EXERCISE REQUIREMENTS:
Find the string "Chevrier" in the data, then copy every line where it is found.

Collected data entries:
Start

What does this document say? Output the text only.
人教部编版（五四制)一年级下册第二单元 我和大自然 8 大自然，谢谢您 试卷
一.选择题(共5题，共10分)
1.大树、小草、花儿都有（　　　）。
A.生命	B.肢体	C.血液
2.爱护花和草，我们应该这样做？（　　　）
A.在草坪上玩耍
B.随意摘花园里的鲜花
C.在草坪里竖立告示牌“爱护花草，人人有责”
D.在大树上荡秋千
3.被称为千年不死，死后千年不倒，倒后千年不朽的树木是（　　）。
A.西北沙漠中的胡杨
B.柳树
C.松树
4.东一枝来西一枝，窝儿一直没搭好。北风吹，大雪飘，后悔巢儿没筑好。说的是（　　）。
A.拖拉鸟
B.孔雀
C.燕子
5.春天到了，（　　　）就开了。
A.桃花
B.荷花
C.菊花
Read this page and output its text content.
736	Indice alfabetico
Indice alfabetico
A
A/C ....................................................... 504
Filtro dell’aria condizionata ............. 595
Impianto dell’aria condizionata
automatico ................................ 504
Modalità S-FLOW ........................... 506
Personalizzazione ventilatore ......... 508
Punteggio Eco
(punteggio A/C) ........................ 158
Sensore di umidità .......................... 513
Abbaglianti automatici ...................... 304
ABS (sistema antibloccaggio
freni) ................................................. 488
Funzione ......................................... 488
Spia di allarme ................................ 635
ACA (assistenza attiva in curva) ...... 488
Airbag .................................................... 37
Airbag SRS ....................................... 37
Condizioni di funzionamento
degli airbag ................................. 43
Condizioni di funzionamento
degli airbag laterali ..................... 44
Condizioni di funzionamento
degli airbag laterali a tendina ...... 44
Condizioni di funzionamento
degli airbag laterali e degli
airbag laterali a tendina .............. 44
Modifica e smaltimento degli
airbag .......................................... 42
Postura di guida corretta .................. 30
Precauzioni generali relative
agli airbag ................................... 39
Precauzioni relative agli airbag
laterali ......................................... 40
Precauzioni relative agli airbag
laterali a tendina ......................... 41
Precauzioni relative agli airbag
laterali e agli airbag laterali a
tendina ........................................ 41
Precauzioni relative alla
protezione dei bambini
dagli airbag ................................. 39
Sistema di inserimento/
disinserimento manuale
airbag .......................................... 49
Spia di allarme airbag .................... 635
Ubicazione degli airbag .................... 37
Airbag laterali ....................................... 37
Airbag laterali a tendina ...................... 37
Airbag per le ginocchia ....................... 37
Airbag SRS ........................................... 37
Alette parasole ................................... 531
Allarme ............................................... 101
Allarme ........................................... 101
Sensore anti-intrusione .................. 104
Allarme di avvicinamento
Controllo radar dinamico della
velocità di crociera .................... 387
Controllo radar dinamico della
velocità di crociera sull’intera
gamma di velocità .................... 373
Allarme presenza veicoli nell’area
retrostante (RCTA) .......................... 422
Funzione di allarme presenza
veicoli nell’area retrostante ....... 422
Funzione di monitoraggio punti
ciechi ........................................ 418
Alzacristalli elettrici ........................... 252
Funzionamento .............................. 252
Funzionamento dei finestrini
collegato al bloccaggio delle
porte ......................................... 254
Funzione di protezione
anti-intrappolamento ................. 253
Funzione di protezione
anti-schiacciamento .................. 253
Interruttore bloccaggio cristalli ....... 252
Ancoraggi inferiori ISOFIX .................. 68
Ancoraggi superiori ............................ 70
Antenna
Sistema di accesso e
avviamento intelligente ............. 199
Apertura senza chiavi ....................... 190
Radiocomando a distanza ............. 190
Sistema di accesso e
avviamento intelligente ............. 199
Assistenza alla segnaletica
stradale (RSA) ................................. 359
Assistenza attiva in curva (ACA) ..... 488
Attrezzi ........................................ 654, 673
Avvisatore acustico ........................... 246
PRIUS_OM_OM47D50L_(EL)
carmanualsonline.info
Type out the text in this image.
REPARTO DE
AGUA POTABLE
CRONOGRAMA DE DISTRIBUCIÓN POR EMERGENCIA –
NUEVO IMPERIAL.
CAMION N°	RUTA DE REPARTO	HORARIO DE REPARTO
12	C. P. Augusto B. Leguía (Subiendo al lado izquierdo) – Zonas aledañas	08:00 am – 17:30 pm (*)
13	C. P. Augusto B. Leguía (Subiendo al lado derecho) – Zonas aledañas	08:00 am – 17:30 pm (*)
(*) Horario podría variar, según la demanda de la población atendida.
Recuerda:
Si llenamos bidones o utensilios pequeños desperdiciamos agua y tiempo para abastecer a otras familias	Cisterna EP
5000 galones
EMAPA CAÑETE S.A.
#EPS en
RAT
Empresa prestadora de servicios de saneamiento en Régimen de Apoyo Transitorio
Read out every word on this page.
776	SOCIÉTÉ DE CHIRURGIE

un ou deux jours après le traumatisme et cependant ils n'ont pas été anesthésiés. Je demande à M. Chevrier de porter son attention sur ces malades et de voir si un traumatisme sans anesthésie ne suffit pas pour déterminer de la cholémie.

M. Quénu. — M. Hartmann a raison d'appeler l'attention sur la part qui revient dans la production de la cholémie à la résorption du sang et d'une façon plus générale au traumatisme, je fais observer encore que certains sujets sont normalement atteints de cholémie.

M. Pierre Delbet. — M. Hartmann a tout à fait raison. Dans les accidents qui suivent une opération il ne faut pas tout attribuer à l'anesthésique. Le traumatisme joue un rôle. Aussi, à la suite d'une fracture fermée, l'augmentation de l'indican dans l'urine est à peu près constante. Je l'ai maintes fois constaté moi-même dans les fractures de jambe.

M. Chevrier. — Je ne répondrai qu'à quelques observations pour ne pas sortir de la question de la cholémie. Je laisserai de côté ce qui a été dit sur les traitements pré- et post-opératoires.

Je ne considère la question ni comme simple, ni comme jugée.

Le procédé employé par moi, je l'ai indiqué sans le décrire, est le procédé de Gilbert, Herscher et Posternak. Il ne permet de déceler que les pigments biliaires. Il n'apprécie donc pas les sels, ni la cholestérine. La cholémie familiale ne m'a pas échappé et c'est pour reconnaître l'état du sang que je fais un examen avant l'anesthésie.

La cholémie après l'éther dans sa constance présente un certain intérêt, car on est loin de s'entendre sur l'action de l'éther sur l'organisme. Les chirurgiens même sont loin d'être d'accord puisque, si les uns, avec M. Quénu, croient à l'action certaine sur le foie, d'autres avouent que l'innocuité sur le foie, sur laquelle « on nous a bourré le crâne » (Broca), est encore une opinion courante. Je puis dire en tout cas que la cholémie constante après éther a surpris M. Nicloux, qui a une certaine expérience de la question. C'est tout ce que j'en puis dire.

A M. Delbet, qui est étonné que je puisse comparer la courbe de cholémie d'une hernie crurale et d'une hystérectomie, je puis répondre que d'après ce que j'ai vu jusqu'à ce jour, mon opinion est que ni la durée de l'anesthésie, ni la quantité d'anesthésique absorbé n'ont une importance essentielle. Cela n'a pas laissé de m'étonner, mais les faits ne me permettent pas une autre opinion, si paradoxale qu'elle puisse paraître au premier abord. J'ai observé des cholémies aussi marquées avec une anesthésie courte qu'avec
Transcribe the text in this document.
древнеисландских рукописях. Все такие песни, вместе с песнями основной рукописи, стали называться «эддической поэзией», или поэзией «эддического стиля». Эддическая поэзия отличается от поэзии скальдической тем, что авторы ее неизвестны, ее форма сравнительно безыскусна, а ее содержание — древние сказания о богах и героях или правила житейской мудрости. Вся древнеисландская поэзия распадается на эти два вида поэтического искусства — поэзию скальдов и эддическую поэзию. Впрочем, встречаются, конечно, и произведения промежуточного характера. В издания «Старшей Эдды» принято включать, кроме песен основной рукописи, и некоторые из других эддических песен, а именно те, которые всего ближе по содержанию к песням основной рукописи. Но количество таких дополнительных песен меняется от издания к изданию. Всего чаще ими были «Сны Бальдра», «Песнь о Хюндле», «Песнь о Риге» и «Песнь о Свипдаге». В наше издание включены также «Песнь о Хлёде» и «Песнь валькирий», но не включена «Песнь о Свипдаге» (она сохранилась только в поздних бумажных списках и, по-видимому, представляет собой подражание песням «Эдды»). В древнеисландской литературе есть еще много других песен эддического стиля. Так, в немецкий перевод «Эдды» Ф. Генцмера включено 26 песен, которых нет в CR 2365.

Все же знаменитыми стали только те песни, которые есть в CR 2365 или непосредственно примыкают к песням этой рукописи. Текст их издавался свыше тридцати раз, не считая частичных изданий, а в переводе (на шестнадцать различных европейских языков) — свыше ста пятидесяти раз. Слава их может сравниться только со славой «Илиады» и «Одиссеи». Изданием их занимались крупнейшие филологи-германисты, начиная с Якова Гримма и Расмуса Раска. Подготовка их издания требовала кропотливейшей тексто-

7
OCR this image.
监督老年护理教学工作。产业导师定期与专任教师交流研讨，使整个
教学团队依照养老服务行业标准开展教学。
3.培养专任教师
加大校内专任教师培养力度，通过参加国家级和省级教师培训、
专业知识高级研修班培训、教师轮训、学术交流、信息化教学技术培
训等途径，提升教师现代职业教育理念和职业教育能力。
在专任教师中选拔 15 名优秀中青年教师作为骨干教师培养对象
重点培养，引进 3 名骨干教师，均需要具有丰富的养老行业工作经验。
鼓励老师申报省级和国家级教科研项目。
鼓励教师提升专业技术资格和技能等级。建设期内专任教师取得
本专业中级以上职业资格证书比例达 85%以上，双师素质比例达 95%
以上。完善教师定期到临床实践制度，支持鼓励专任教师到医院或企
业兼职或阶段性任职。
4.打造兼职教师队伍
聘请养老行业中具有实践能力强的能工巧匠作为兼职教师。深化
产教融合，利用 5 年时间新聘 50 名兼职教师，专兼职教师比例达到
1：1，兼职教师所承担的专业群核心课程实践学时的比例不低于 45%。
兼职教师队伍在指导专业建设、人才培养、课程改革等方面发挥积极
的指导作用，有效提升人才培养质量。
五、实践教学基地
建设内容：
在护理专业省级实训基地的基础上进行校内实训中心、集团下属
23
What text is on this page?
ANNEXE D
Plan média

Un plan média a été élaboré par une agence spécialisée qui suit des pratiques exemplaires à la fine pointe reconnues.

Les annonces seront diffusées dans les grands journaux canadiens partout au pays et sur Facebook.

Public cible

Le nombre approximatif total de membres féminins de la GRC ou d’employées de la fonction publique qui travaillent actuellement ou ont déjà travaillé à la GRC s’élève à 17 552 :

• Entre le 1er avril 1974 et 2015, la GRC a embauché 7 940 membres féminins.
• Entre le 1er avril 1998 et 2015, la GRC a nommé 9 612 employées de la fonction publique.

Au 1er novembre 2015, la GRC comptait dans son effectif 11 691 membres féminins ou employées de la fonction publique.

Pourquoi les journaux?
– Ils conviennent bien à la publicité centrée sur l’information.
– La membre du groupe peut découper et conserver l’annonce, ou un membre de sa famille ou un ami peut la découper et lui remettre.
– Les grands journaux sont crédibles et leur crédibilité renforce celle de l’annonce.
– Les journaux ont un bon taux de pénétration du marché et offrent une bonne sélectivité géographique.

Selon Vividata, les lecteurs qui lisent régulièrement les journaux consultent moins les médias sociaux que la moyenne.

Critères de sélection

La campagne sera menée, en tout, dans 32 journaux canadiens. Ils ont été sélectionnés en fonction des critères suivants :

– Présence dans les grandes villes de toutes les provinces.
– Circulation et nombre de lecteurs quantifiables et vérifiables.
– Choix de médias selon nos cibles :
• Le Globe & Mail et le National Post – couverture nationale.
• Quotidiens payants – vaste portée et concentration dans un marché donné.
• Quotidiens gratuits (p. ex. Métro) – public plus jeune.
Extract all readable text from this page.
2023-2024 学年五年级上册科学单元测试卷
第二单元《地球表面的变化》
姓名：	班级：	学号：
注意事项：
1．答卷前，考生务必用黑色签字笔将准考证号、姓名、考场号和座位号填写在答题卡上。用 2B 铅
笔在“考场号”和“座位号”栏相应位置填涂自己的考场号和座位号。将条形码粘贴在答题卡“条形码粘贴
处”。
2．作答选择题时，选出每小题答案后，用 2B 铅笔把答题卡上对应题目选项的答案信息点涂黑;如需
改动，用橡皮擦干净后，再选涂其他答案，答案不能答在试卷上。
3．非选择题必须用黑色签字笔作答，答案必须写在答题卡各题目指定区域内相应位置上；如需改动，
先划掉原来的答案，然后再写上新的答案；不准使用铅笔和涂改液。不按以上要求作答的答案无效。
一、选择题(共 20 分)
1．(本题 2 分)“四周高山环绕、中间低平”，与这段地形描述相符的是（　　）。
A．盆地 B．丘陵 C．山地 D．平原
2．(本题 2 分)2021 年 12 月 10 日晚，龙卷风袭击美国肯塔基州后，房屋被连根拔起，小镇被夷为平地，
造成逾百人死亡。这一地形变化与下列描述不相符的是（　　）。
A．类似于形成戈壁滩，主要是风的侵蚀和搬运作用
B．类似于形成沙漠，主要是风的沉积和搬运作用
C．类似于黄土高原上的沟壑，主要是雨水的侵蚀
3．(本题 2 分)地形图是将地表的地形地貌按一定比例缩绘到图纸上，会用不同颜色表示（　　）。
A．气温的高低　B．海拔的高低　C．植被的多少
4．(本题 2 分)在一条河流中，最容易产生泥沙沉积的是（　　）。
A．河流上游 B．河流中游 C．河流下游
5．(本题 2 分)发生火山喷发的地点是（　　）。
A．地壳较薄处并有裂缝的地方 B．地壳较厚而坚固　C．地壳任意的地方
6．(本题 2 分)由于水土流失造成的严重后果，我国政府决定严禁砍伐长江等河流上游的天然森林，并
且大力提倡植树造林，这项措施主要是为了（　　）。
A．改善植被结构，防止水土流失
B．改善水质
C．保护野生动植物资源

End

SOLUTION FOR THIS TASK:
un ou deux jours après le traumatisme et cependant ils n'ont pas été anesthésiés. Je demande à M. Chevrier de porter son attention sur ces malades et de voir si un traumatisme sans anesthésie ne suffit pas pour déterminer de la cholémie.
M. Chevrier. — Je ne répondrai qu'à quelques observations pour ne pas sortir de la question de la cholémie. Je laisserai de côté ce qui a été dit sur les traitements pré- et post-opératoires.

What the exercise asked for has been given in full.